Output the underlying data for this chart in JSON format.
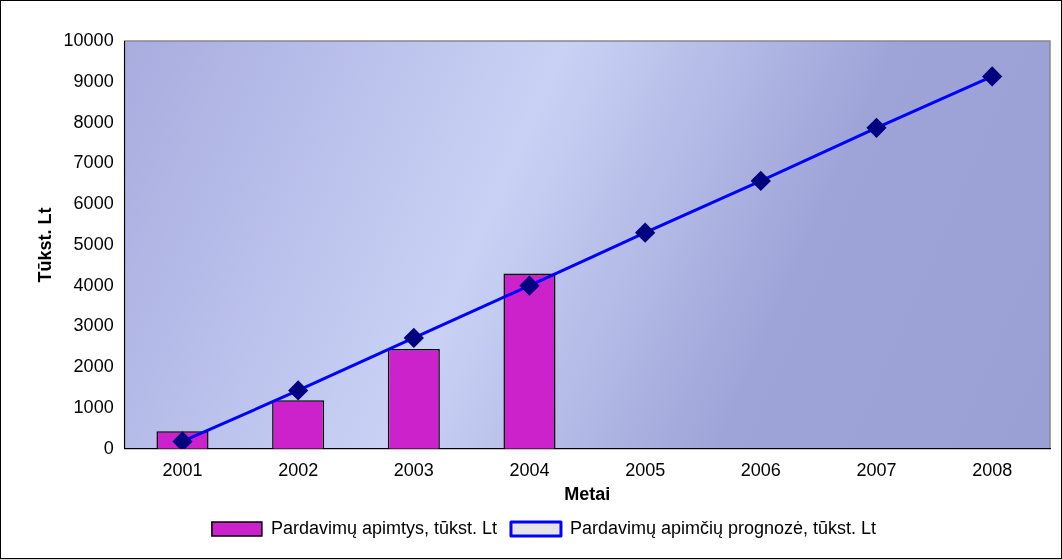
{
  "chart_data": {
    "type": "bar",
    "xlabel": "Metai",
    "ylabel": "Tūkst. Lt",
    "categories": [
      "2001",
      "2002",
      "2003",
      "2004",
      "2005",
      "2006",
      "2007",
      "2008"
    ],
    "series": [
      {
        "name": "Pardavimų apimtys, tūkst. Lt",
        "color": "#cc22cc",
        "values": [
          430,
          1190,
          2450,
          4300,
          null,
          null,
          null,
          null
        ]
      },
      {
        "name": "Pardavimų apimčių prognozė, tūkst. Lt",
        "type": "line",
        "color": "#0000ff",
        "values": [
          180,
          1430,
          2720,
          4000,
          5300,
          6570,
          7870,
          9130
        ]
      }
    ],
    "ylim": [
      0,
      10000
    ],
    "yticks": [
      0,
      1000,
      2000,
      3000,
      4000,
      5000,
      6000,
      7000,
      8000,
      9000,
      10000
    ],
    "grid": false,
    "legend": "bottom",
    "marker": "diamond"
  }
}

----------------------------------------

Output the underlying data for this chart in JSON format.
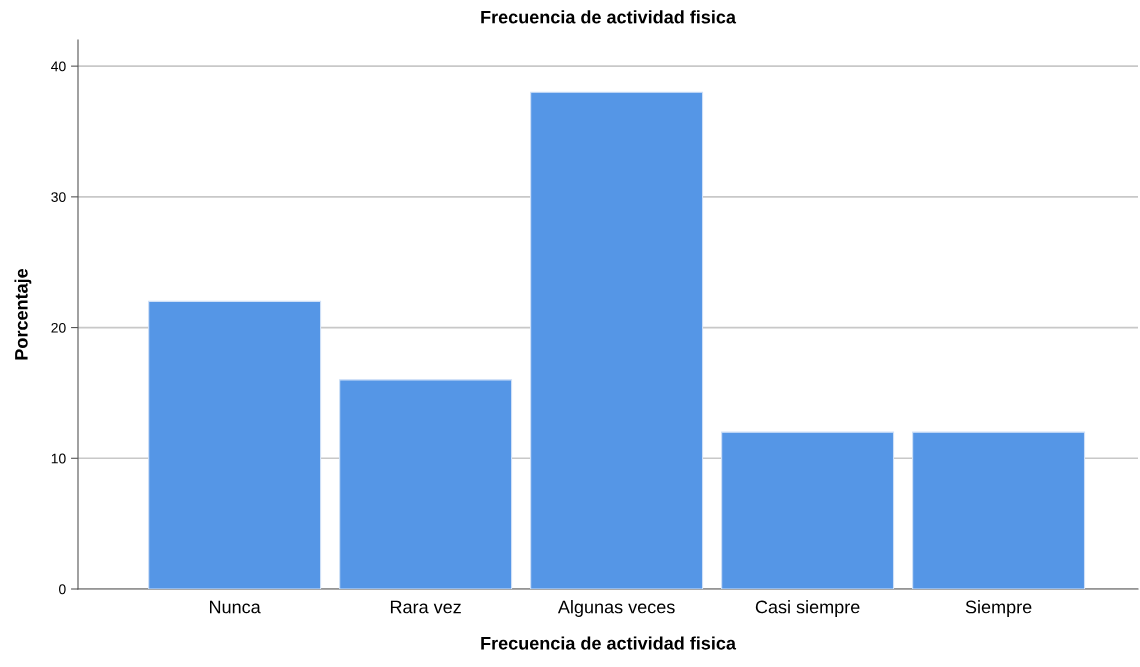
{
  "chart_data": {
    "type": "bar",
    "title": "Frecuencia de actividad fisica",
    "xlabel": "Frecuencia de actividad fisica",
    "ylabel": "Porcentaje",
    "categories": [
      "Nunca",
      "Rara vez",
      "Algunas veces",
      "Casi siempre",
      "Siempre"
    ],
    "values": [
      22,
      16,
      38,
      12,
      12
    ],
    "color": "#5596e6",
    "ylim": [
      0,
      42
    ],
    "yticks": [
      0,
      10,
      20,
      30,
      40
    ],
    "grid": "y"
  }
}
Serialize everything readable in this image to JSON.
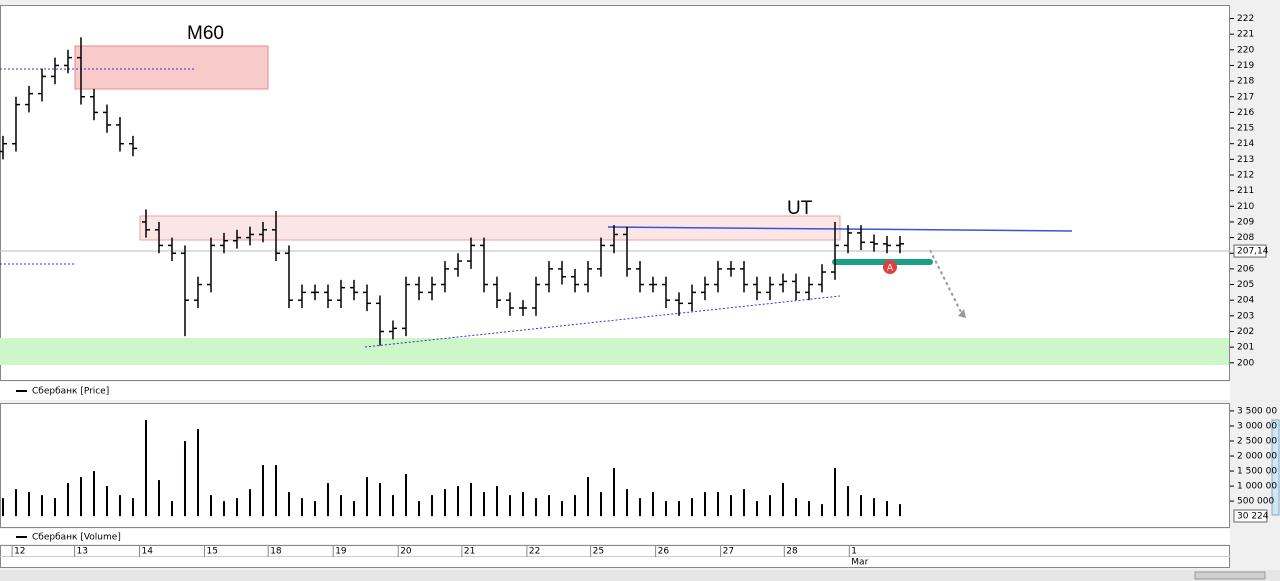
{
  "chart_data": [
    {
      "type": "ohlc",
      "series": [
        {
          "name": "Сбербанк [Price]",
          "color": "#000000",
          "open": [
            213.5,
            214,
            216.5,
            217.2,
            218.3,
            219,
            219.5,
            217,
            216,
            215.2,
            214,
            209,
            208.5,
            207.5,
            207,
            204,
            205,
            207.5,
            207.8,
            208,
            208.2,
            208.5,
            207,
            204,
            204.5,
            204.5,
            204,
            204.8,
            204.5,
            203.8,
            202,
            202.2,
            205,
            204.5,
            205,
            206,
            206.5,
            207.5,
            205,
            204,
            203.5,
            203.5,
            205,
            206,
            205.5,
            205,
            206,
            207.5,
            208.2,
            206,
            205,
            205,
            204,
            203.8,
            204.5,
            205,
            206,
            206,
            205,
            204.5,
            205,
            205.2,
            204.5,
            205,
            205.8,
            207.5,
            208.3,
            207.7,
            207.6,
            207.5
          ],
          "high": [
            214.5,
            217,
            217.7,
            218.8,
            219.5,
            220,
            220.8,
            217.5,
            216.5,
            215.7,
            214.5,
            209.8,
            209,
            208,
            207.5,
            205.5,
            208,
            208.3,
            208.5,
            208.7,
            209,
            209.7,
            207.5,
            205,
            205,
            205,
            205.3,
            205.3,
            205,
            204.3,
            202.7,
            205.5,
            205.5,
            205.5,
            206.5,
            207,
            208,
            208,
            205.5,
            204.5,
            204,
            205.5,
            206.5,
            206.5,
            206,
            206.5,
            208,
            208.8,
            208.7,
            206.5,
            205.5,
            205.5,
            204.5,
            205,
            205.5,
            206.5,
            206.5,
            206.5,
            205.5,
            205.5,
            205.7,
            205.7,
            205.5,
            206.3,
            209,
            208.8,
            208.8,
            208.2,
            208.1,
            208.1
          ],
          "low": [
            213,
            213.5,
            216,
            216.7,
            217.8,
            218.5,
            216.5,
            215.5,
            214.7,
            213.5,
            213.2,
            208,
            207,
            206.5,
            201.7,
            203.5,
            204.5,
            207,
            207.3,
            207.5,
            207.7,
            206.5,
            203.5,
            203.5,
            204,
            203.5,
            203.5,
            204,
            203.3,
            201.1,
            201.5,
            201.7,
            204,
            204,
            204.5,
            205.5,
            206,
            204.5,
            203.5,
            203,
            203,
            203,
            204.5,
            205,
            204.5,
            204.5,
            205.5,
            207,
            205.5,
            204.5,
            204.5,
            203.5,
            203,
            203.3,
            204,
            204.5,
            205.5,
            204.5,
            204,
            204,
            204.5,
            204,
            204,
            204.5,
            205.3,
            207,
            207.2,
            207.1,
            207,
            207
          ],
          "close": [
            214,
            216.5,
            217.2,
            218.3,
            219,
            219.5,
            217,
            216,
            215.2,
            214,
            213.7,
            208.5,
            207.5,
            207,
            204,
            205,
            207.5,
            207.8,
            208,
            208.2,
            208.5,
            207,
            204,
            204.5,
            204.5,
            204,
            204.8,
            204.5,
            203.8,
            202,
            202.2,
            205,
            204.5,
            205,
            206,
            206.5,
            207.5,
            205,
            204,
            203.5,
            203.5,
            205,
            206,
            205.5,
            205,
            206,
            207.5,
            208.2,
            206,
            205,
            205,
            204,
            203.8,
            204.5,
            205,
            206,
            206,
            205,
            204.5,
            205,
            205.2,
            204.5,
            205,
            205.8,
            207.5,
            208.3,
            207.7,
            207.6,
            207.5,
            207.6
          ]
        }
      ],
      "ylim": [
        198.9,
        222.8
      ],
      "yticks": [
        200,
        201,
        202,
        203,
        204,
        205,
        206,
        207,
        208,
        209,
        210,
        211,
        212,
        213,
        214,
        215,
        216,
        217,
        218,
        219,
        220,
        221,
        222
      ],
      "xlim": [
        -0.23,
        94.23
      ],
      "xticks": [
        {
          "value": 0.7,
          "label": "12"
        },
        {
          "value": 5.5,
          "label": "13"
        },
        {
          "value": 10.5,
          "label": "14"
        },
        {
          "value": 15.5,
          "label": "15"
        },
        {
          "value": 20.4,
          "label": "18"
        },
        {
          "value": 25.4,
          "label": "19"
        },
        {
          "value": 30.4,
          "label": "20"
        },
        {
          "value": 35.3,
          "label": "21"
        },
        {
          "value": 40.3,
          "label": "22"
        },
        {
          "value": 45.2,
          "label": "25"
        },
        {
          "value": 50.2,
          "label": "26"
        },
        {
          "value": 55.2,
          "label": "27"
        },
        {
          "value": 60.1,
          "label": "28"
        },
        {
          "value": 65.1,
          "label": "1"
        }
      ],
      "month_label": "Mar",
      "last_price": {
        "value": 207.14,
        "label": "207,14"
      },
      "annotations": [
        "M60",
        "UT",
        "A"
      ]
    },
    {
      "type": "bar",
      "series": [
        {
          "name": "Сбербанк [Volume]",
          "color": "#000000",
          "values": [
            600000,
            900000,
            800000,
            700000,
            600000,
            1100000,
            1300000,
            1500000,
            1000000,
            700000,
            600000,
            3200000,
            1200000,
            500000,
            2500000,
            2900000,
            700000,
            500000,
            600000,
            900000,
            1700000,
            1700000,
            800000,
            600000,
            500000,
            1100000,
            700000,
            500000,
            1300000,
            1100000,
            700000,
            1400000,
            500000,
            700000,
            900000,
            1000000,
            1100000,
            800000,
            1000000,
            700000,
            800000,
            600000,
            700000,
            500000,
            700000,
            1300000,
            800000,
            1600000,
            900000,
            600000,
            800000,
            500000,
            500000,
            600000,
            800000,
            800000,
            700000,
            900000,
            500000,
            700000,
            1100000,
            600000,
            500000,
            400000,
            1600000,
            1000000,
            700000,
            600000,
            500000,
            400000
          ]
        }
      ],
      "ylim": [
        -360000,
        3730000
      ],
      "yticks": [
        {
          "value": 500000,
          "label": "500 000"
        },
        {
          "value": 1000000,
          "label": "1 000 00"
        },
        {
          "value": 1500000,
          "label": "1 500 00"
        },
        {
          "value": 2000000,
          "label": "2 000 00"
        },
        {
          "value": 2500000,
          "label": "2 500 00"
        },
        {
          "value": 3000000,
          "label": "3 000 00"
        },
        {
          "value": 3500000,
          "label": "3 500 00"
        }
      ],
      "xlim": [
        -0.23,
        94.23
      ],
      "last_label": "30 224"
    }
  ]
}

----------------------------------------

Go through the material above and count the lines that include "name". Give the number alone.

__Exercise answer__
4